• **Actions to take**
1. List every section heading that appears in the bug report below, in the order in which they occur.
2. Extend the bug report about syncStatus delay by writing what follows its last sentence.

• **Passage provided**
##############################

Version-Release number of selected component (if applicable):

$ oc version 
Client Version: 4.8.0-202103080232.p0-f749845
Server Version: 4.8.0-0.nightly-2021-03-15-144314
Kubernetes Version: v1.20.0+e1bc274

How reproducible:

always 

Steps to Reproduce:
1. Configure a SriovNetworkNodePolicy. We achieve all this with our automation framework
2.
3.

Actual results:
 Delay is too much . 2-3 minutes of delay is quite high

Expected results:
it needs to be faster

Additional info:

Comment 1 zenghui.shi 2021-05-18 14:01:07 UTC
> We observe some 2-3 minutes of delay in getting exact status of syncStatus
> field.

Looking at the code, "daemon.go:374] Successfully synced" is printed after
syncStatus becomes Succeeded. the delay should not happen.

##############################

(Dataset entries)
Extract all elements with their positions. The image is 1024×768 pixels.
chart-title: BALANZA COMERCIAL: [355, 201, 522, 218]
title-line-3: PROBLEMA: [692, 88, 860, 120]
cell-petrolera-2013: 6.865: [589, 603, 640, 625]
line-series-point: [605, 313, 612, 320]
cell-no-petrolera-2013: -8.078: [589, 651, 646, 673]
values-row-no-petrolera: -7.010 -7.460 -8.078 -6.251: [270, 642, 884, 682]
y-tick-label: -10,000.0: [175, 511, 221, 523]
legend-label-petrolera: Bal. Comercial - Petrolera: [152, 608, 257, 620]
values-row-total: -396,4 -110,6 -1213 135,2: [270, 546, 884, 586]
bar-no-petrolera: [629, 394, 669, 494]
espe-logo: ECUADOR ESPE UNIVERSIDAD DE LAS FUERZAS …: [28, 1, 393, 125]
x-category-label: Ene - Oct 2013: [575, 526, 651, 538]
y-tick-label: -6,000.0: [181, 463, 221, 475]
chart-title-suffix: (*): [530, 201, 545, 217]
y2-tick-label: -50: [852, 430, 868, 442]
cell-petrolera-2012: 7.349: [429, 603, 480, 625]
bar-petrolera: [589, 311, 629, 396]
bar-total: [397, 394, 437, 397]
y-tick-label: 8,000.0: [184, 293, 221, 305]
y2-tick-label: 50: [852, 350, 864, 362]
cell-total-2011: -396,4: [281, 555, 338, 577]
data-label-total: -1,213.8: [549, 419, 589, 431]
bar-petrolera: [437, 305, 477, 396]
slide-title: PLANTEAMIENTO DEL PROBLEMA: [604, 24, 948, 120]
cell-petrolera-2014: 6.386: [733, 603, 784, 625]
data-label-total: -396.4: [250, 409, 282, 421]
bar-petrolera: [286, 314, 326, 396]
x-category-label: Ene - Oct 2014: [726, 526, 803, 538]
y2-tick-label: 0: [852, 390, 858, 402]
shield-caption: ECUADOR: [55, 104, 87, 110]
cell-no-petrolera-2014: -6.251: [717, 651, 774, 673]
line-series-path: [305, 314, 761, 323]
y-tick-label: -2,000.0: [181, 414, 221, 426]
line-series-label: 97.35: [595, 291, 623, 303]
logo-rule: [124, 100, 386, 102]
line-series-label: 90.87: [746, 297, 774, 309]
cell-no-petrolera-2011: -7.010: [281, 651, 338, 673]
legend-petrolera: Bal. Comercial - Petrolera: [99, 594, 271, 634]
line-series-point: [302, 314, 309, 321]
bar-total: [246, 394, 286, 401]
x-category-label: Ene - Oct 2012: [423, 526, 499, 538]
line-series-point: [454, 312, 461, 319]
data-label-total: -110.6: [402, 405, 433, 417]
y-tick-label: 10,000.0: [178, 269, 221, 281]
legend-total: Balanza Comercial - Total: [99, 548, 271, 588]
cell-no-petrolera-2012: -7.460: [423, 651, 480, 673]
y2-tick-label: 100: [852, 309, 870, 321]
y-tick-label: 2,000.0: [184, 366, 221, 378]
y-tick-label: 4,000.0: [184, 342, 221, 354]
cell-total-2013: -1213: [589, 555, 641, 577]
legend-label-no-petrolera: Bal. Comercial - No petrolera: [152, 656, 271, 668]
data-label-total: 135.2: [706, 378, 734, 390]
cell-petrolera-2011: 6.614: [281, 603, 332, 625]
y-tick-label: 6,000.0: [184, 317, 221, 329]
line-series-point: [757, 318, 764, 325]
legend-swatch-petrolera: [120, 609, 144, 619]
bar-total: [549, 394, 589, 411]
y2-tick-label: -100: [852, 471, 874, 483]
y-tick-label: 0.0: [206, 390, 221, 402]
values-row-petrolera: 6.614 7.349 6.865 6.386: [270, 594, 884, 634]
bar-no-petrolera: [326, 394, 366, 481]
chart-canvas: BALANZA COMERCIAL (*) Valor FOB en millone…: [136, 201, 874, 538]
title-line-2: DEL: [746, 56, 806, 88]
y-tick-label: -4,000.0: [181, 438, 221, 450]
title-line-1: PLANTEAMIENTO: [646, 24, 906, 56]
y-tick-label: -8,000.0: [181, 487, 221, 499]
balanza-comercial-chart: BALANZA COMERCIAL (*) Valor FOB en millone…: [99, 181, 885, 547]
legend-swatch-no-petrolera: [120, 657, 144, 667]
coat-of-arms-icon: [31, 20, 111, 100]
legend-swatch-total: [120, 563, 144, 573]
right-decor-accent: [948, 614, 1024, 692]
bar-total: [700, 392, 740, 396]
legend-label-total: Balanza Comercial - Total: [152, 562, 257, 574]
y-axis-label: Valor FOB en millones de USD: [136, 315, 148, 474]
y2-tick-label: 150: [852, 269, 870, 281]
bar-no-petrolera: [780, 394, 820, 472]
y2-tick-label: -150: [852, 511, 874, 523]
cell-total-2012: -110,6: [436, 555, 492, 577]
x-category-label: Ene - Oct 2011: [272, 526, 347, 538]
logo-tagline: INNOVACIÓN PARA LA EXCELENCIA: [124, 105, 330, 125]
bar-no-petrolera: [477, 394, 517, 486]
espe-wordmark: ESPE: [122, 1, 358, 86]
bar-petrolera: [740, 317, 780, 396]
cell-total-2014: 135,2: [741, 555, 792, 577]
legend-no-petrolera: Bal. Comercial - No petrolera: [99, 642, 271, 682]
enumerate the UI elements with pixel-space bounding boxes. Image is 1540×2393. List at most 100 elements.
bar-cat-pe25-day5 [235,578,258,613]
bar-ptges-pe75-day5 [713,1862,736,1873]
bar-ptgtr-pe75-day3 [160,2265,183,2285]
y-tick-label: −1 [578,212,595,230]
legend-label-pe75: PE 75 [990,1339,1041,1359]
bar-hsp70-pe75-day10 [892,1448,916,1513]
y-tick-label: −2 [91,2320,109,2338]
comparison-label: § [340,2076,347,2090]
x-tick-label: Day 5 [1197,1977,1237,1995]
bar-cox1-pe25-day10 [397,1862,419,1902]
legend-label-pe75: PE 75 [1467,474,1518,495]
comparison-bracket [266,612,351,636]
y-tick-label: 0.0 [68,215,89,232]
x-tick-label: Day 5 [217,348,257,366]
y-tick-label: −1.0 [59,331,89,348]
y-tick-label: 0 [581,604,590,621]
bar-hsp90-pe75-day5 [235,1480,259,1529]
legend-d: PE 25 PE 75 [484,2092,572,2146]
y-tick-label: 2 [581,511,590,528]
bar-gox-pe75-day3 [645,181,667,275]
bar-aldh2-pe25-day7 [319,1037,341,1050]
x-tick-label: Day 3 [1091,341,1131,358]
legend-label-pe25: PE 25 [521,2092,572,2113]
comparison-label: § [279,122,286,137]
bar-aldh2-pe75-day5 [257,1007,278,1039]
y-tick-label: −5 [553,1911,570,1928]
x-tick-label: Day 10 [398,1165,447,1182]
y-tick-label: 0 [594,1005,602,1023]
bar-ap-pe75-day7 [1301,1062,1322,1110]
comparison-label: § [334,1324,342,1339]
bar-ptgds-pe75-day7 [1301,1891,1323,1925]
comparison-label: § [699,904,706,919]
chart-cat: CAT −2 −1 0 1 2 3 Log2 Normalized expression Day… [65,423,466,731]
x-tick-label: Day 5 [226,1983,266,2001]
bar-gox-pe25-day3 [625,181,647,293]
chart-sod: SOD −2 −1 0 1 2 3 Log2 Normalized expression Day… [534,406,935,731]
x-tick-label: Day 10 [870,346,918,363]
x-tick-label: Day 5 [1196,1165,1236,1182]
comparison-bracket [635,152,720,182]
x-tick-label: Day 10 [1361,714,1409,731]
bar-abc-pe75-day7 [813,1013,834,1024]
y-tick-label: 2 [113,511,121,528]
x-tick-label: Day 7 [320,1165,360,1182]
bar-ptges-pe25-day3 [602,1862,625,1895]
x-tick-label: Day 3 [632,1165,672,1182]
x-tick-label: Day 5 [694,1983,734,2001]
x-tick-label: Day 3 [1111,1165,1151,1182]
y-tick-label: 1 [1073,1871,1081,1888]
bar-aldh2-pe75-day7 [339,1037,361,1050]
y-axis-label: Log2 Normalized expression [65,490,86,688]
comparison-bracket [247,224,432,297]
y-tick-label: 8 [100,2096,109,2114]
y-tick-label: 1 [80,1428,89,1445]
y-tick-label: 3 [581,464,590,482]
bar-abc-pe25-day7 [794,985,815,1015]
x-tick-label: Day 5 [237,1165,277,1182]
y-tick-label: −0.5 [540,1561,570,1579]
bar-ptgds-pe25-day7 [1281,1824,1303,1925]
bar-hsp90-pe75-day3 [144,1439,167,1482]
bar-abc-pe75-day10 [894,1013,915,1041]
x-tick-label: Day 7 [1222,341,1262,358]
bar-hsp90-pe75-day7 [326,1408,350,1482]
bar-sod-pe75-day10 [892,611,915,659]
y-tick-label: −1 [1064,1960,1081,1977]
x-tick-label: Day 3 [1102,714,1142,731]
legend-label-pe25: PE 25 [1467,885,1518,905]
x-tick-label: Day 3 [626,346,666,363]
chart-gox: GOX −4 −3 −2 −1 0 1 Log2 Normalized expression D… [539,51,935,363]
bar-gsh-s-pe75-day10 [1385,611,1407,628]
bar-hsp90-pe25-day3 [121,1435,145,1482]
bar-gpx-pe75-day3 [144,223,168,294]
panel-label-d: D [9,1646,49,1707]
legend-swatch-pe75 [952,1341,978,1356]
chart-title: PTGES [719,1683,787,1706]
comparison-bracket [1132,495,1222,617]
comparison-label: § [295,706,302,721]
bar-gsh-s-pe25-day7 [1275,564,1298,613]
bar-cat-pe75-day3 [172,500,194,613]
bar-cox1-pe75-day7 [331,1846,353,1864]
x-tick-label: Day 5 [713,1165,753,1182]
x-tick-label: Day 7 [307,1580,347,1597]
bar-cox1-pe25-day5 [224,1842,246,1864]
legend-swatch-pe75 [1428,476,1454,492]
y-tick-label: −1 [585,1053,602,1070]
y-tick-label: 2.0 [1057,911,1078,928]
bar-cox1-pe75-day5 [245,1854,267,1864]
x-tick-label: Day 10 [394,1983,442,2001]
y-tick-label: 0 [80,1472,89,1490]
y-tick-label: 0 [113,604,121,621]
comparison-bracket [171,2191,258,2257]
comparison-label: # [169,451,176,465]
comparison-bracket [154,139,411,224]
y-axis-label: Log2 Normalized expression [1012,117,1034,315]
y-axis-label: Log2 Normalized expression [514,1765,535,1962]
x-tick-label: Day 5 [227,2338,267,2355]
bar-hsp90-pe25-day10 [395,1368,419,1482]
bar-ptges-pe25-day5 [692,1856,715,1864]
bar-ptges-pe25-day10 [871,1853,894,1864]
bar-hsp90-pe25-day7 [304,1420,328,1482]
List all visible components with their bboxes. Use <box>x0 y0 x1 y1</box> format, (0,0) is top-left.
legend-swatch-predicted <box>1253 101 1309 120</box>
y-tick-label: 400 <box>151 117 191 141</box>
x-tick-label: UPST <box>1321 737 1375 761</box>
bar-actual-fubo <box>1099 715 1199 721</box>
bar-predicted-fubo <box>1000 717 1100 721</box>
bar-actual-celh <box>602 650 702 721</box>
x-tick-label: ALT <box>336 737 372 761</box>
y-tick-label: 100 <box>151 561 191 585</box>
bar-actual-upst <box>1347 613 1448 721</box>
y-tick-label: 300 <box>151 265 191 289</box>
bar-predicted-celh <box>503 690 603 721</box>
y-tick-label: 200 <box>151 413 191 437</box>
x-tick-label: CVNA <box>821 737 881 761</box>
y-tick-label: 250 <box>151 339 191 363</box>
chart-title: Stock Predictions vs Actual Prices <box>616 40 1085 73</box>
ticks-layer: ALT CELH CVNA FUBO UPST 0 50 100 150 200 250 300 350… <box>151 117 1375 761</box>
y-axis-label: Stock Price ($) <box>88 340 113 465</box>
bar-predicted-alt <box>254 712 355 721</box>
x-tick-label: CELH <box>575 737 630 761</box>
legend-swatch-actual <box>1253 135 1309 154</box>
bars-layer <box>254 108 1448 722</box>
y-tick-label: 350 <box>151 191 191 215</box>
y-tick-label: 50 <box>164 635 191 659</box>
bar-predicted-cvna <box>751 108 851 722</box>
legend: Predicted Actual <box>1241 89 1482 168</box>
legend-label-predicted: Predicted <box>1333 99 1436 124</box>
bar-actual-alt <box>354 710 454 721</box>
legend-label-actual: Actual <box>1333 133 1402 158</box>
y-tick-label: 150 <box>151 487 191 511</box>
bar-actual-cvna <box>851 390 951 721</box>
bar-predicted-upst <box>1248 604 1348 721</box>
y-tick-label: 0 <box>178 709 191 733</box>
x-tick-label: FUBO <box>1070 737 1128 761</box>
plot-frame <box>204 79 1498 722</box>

##############################

• **Answers by item**
1.
Version-Release number of selected component (if applicable)
How reproducible
Steps to Reproduce
Actual results
Expected results
Additional info

2.
> 
> $ oc get pods -A -o wide  | grep sriov| grep daemon
> openshift-sriov-network-operator                  
> sriov-network-config-daemon-6j2h2                                  1/1    
> Running       0          29h     ip_host1    host1          <none>          
> <none>
> openshift-sriov-network-operator                  
> sriov-network-config-daemon-bjrfh                                  1/1    
> Running       0          29h     ip_host2    host2          <none>          
> <none>
> 
> 
> $ oc get SriovNetworkNodeState host2 -n openshift-sriov-network-operator -o
> yaml | grep -i syncStatus
>         f:syncStatus: {}
>   syncStatus: InProgress
> 

This cmd is checking host2 sriovnetworknodestate.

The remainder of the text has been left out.